* **The request**: Pull out every line of the listing below where "name" appears.

....................

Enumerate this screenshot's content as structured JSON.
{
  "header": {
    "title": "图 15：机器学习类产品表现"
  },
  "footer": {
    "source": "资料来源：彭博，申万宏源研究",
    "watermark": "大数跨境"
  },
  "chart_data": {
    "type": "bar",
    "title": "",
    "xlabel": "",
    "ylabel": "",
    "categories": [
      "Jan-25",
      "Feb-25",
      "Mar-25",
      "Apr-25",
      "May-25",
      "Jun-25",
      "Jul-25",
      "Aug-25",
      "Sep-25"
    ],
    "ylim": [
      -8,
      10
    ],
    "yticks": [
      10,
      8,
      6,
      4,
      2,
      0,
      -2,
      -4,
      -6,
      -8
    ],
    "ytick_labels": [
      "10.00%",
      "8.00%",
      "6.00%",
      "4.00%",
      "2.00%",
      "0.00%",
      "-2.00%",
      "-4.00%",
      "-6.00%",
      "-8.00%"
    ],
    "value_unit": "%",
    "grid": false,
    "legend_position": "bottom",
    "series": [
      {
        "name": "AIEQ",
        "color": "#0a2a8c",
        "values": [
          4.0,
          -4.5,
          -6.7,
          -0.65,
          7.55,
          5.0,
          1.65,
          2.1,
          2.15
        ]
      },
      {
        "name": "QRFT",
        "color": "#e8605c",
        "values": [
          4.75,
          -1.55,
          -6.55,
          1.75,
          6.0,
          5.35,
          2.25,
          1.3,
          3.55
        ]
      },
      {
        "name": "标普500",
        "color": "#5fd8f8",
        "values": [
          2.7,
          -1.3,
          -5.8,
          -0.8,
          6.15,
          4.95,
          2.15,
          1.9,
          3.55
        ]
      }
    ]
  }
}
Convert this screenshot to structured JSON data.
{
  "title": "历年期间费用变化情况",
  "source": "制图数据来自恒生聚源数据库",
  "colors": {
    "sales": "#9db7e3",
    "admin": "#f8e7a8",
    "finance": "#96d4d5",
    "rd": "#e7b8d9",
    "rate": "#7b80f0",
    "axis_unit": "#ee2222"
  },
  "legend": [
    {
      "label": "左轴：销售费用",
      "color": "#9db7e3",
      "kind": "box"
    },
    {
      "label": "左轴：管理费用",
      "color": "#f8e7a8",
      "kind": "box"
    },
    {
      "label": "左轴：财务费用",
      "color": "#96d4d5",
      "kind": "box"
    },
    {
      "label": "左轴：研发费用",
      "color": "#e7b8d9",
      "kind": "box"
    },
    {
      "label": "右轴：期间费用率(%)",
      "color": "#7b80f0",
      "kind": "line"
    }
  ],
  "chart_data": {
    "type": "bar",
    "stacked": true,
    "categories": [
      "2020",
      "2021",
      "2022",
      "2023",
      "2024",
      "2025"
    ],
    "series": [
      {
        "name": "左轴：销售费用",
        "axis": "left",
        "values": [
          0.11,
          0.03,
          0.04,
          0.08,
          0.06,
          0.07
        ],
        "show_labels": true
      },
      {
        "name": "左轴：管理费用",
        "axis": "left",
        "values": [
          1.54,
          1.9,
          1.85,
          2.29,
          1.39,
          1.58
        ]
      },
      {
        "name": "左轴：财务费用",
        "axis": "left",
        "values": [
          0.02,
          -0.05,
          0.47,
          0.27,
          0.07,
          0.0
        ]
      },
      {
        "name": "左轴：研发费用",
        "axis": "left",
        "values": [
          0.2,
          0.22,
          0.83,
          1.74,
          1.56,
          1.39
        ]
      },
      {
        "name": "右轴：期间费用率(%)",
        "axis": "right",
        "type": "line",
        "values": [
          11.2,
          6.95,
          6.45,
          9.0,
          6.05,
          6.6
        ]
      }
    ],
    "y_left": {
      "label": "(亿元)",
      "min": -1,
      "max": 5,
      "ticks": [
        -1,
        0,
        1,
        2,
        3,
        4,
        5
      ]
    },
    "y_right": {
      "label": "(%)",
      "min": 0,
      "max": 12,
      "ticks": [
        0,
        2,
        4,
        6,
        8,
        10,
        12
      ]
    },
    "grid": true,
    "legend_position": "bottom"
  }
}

....................

* **Solution**:
        "name": "AIEQ",
        "name": "QRFT",
        "name": "标普500",
        "name": "左轴：销售费用",
        "name": "左轴：管理费用",
        "name": "左轴：财务费用",
        "name": "左轴：研发费用",
        "name": "右轴：期间费用率(%)",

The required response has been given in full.